### Work instructions
Find the lines with "Speculare" in them and copy them out.

[Records from a data collection]
___
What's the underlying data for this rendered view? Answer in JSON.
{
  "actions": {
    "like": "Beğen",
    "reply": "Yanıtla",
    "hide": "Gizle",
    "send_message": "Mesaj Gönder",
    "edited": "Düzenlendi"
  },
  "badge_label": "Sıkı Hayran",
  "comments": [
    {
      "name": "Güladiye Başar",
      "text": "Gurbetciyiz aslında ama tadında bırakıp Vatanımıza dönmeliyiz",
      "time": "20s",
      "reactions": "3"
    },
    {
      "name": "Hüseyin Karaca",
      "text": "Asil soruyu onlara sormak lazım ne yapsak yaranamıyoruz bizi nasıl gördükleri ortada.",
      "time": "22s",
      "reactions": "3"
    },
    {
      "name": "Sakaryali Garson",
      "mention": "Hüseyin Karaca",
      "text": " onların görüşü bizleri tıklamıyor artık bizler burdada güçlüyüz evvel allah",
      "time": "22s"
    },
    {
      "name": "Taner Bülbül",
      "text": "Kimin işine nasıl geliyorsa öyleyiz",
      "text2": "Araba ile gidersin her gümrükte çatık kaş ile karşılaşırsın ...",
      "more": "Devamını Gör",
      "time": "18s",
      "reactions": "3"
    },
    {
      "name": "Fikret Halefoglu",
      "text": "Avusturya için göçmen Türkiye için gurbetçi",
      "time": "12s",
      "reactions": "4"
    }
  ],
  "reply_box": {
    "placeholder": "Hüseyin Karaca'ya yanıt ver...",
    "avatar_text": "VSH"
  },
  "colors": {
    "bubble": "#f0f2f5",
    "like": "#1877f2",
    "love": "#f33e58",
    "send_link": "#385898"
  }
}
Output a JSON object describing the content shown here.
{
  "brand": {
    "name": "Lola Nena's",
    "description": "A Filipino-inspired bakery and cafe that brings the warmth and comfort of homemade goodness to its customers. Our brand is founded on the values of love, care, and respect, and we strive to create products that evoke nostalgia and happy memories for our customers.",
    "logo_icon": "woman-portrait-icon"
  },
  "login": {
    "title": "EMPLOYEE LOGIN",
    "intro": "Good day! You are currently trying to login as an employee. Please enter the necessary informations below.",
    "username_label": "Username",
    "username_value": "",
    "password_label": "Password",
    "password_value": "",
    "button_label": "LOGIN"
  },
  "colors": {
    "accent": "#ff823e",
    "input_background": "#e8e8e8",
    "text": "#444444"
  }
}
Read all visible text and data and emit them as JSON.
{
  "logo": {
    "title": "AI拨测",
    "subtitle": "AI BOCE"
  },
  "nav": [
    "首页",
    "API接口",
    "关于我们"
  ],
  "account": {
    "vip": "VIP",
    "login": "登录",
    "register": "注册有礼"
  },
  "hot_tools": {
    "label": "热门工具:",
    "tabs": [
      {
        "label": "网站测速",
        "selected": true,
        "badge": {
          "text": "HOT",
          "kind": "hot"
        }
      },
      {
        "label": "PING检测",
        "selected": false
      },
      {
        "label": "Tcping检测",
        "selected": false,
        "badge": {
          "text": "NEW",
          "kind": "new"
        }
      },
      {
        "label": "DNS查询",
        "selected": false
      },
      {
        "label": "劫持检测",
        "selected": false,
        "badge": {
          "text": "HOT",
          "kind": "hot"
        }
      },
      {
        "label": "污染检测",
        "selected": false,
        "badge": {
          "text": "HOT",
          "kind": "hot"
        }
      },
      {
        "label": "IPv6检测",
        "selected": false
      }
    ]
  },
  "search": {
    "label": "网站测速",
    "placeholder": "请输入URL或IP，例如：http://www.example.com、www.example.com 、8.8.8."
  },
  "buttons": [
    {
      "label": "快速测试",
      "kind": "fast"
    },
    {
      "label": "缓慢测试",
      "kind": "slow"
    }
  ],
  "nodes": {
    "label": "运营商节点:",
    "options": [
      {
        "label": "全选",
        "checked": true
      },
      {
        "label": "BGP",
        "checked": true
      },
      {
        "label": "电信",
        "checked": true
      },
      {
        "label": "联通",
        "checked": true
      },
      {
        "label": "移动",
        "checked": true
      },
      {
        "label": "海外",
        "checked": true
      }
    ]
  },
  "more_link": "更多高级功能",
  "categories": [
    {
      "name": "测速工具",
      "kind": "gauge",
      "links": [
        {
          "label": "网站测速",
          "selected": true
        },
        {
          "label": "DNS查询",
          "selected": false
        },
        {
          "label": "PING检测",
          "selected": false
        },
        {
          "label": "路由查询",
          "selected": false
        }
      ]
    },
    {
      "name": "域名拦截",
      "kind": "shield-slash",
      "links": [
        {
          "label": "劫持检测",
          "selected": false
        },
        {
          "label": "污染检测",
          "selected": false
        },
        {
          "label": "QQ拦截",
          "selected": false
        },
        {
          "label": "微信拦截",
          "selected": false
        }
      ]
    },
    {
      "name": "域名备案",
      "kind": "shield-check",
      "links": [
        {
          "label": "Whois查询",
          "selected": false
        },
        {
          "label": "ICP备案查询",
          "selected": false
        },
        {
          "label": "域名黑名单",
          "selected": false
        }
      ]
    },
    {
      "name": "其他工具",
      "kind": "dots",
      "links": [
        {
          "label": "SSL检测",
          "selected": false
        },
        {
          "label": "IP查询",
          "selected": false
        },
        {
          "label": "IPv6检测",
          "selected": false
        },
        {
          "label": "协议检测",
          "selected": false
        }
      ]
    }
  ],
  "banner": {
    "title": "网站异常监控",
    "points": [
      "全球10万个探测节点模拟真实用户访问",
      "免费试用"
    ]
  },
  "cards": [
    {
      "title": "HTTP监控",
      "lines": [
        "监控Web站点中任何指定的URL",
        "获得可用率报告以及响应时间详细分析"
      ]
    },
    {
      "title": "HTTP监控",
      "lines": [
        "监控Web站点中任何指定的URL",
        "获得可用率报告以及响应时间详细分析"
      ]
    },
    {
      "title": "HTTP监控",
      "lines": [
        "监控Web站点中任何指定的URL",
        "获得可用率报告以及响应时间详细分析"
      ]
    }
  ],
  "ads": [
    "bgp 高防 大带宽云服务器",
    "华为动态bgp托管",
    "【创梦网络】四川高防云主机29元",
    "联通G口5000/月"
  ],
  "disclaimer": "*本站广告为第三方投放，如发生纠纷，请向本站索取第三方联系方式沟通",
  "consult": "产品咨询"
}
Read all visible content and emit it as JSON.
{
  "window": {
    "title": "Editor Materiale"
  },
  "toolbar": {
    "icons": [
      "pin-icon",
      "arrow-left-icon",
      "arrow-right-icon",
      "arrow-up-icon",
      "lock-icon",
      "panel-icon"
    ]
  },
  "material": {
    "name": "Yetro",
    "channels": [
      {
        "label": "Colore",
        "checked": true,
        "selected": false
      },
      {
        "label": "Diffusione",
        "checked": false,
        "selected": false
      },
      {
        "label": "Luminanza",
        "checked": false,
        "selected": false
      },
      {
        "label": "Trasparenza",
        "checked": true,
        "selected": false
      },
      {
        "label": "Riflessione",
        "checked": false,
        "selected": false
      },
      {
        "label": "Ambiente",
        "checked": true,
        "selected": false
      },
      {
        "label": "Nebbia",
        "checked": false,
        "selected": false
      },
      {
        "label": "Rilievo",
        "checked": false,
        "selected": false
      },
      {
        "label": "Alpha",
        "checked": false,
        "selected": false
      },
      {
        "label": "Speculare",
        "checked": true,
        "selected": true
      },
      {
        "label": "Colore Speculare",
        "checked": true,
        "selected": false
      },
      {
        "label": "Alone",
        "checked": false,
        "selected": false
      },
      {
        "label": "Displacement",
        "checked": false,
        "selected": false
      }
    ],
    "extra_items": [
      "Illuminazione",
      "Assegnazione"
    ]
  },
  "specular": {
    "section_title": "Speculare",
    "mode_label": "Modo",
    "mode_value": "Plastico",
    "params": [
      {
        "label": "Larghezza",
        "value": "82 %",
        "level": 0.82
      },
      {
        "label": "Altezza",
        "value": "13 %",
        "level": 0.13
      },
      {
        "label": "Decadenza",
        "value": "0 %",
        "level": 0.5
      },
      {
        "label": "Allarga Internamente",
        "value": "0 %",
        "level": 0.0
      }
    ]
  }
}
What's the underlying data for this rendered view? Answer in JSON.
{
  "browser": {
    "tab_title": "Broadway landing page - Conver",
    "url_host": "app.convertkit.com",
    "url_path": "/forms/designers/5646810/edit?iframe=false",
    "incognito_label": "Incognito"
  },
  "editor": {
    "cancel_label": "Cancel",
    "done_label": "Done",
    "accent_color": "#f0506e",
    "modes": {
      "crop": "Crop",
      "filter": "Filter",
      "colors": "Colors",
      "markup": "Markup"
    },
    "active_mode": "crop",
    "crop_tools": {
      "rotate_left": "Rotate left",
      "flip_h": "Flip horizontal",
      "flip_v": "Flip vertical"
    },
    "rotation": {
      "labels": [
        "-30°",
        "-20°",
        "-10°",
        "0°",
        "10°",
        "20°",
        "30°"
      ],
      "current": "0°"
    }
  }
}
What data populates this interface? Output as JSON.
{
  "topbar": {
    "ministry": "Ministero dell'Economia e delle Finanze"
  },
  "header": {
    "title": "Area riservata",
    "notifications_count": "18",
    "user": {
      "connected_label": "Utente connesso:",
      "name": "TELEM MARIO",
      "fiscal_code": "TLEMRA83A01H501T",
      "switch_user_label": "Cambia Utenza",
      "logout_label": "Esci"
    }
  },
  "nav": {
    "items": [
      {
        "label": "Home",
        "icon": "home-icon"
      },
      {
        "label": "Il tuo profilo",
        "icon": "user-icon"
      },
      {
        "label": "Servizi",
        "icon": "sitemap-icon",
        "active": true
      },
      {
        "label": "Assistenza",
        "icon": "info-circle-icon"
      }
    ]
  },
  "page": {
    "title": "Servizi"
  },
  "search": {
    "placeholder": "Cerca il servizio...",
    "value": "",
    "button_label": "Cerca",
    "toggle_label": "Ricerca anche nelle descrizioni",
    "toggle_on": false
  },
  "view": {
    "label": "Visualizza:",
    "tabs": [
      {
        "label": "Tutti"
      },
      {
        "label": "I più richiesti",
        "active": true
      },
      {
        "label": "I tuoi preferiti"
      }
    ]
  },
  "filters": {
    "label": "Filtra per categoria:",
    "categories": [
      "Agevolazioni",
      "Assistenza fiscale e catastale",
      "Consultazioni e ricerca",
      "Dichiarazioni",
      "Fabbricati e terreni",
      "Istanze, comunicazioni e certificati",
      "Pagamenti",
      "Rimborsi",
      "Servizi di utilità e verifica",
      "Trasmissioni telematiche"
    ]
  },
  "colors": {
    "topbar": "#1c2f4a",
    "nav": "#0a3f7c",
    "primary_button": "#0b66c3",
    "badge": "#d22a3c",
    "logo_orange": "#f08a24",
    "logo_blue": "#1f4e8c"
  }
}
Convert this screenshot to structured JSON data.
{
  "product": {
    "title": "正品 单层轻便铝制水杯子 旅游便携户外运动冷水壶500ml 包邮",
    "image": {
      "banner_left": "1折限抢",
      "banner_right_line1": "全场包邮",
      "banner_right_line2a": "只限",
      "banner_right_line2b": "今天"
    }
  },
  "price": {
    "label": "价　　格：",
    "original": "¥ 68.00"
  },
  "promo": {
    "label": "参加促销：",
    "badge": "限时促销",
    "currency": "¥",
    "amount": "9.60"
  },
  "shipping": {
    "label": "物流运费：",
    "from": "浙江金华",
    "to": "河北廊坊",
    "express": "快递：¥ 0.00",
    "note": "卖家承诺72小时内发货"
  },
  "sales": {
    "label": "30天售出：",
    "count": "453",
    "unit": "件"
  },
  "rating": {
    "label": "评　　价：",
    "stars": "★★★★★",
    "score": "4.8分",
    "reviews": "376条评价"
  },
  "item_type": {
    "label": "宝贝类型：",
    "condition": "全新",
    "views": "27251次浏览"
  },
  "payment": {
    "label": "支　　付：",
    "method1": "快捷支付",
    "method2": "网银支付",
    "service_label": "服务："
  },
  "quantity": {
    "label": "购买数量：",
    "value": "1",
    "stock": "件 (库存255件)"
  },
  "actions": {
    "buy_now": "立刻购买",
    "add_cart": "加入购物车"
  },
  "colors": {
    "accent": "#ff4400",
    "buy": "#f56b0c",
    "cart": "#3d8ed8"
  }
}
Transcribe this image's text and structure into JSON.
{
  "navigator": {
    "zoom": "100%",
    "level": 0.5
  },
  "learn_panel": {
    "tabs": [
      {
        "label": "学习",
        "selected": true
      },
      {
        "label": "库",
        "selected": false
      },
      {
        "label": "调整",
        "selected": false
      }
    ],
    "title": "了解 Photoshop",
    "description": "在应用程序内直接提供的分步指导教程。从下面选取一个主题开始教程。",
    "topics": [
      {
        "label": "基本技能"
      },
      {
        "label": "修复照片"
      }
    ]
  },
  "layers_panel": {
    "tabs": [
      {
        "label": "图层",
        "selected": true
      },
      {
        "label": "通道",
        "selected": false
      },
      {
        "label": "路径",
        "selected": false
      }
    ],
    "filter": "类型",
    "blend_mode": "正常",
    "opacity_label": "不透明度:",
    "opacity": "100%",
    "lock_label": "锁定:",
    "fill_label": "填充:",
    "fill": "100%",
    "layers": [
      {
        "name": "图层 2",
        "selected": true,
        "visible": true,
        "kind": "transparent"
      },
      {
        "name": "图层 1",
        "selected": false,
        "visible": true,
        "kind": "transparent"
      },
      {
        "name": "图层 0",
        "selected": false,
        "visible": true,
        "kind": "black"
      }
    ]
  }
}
___
### The response
        "label": "Speculare",
        "label": "Colore Speculare",
    "section_title": "Speculare",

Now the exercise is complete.